= WHAT YOU WILL DO =
Provide the data again exactly, including every line that follows.

= SUPPLIED DATA =
● ● ● ●

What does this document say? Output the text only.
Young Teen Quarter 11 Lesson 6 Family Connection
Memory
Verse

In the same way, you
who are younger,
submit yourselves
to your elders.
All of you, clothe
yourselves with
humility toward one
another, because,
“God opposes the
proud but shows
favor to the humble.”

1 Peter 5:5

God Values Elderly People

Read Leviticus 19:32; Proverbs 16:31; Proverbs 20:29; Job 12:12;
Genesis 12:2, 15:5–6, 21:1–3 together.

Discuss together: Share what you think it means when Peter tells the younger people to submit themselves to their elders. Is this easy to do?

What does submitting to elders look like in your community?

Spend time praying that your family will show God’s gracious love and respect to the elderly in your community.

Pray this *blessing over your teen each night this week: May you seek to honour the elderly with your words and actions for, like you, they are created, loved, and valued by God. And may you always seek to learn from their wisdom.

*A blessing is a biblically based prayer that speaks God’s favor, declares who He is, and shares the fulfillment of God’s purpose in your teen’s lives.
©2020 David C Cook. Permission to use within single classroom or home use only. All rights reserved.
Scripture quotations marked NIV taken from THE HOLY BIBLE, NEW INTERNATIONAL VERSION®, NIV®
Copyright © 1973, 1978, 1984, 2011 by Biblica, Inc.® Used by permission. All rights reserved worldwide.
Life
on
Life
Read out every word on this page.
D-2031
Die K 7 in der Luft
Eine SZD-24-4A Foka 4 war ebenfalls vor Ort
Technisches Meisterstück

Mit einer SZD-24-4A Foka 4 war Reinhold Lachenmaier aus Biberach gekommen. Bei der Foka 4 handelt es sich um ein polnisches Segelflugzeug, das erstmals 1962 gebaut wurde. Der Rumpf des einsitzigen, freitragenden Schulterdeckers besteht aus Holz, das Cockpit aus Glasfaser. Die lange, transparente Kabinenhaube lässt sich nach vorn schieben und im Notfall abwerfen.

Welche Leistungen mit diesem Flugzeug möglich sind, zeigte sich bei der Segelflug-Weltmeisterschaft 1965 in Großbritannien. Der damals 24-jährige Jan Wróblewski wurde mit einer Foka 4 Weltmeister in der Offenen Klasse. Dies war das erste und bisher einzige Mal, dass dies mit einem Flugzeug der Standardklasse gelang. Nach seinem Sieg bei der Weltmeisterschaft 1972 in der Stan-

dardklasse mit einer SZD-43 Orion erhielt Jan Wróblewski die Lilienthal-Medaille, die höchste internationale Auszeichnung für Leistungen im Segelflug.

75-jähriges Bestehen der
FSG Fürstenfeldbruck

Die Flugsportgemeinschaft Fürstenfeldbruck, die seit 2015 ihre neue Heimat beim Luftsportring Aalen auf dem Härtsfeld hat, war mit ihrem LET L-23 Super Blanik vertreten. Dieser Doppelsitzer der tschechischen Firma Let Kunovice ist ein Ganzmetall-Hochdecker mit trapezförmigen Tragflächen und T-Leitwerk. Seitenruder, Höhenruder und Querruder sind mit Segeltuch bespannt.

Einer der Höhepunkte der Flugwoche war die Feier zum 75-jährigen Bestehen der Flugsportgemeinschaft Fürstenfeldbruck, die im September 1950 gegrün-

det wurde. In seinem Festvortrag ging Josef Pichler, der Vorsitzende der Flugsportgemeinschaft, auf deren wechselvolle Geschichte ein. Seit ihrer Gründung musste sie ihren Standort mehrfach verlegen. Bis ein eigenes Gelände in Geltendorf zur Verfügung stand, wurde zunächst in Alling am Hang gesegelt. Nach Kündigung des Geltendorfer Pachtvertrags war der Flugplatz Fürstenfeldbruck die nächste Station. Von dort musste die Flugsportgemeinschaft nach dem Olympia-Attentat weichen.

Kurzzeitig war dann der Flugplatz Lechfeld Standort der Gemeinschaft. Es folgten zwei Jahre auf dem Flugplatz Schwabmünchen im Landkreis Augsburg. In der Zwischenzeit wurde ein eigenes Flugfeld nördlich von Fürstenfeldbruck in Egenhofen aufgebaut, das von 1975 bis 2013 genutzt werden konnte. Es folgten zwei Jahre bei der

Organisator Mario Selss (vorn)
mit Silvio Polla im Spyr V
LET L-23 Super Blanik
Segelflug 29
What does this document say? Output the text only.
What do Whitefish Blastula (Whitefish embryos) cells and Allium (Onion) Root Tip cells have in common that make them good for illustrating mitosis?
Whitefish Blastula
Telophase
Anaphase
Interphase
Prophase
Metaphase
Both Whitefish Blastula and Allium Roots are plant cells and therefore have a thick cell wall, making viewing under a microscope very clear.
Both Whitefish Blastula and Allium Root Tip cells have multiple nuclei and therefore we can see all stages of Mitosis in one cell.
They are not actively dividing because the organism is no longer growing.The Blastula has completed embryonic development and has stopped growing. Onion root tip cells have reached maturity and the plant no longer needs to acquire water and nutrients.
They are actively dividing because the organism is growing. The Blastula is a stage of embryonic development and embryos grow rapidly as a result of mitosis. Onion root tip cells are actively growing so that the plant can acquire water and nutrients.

● ● ● ●

= RESULT BELOW =
What does this document say? Output the text only.
Young Teen Quarter 11 Lesson 6 Family Connection
Memory
Verse

In the same way, you
who are younger,
submit yourselves
to your elders.
All of you, clothe
yourselves with
humility toward one
another, because,
“God opposes the
proud but shows
favor to the humble.”

1 Peter 5:5

God Values Elderly People

Read Leviticus 19:32; Proverbs 16:31; Proverbs 20:29; Job 12:12;
Genesis 12:2, 15:5–6, 21:1–3 together.

Discuss together: Share what you think it means when Peter tells the younger people to submit themselves to their elders. Is this easy to do?

What does submitting to elders look like in your community?

Spend time praying that your family will show God’s gracious love and respect to the elderly in your community.

Pray this *blessing over your teen each night this week: May you seek to honour the elderly with your words and actions for, like you, they are created, loved, and valued by God. And may you always seek to learn from their wisdom.

*A blessing is a biblically based prayer that speaks God’s favor, declares who He is, and shares the fulfillment of God’s purpose in your teen’s lives.
©2020 David C Cook. Permission to use within single classroom or home use only. All rights reserved.
Scripture quotations marked NIV taken from THE HOLY BIBLE, NEW INTERNATIONAL VERSION®, NIV®
Copyright © 1973, 1978, 1984, 2011 by Biblica, Inc.® Used by permission. All rights reserved worldwide.
Life
on
Life
Read out every word on this page.
D-2031
Die K 7 in der Luft
Eine SZD-24-4A Foka 4 war ebenfalls vor Ort
Technisches Meisterstück

Mit einer SZD-24-4A Foka 4 war Reinhold Lachenmaier aus Biberach gekommen. Bei der Foka 4 handelt es sich um ein polnisches Segelflugzeug, das erstmals 1962 gebaut wurde. Der Rumpf des einsitzigen, freitragenden Schulterdeckers besteht aus Holz, das Cockpit aus Glasfaser. Die lange, transparente Kabinenhaube lässt sich nach vorn schieben und im Notfall abwerfen.

Welche Leistungen mit diesem Flugzeug möglich sind, zeigte sich bei der Segelflug-Weltmeisterschaft 1965 in Großbritannien. Der damals 24-jährige Jan Wróblewski wurde mit einer Foka 4 Weltmeister in der Offenen Klasse. Dies war das erste und bisher einzige Mal, dass dies mit einem Flugzeug der Standardklasse gelang. Nach seinem Sieg bei der Weltmeisterschaft 1972 in der Stan-

dardklasse mit einer SZD-43 Orion erhielt Jan Wróblewski die Lilienthal-Medaille, die höchste internationale Auszeichnung für Leistungen im Segelflug.

75-jähriges Bestehen der
FSG Fürstenfeldbruck

Die Flugsportgemeinschaft Fürstenfeldbruck, die seit 2015 ihre neue Heimat beim Luftsportring Aalen auf dem Härtsfeld hat, war mit ihrem LET L-23 Super Blanik vertreten. Dieser Doppelsitzer der tschechischen Firma Let Kunovice ist ein Ganzmetall-Hochdecker mit trapezförmigen Tragflächen und T-Leitwerk. Seitenruder, Höhenruder und Querruder sind mit Segeltuch bespannt.

Einer der Höhepunkte der Flugwoche war die Feier zum 75-jährigen Bestehen der Flugsportgemeinschaft Fürstenfeldbruck, die im September 1950 gegrün-

det wurde. In seinem Festvortrag ging Josef Pichler, der Vorsitzende der Flugsportgemeinschaft, auf deren wechselvolle Geschichte ein. Seit ihrer Gründung musste sie ihren Standort mehrfach verlegen. Bis ein eigenes Gelände in Geltendorf zur Verfügung stand, wurde zunächst in Alling am Hang gesegelt. Nach Kündigung des Geltendorfer Pachtvertrags war der Flugplatz Fürstenfeldbruck die nächste Station. Von dort musste die Flugsportgemeinschaft nach dem Olympia-Attentat weichen.

Kurzzeitig war dann der Flugplatz Lechfeld Standort der Gemeinschaft. Es folgten zwei Jahre auf dem Flugplatz Schwabmünchen im Landkreis Augsburg. In der Zwischenzeit wurde ein eigenes Flugfeld nördlich von Fürstenfeldbruck in Egenhofen aufgebaut, das von 1975 bis 2013 genutzt werden konnte. Es folgten zwei Jahre bei der

Organisator Mario Selss (vorn)
mit Silvio Polla im Spyr V
LET L-23 Super Blanik
Segelflug 29
What does this document say? Output the text only.
What do Whitefish Blastula (Whitefish embryos) cells and Allium (Onion) Root Tip cells have in common that make them good for illustrating mitosis?
Whitefish Blastula
Telophase
Anaphase
Interphase
Prophase
Metaphase
Both Whitefish Blastula and Allium Roots are plant cells and therefore have a thick cell wall, making viewing under a microscope very clear.
Both Whitefish Blastula and Allium Root Tip cells have multiple nuclei and therefore we can see all stages of Mitosis in one cell.
They are not actively dividing because the organism is no longer growing.The Blastula has completed embryonic development and has stopped growing. Onion root tip cells have reached maturity and the plant no longer needs to acquire water and nutrients.
They are actively dividing because the organism is growing. The Blastula is a stage of embryonic development and embryos grow rapidly as a result of mitosis. Onion root tip cells are actively growing so that the plant can acquire water and nutrients.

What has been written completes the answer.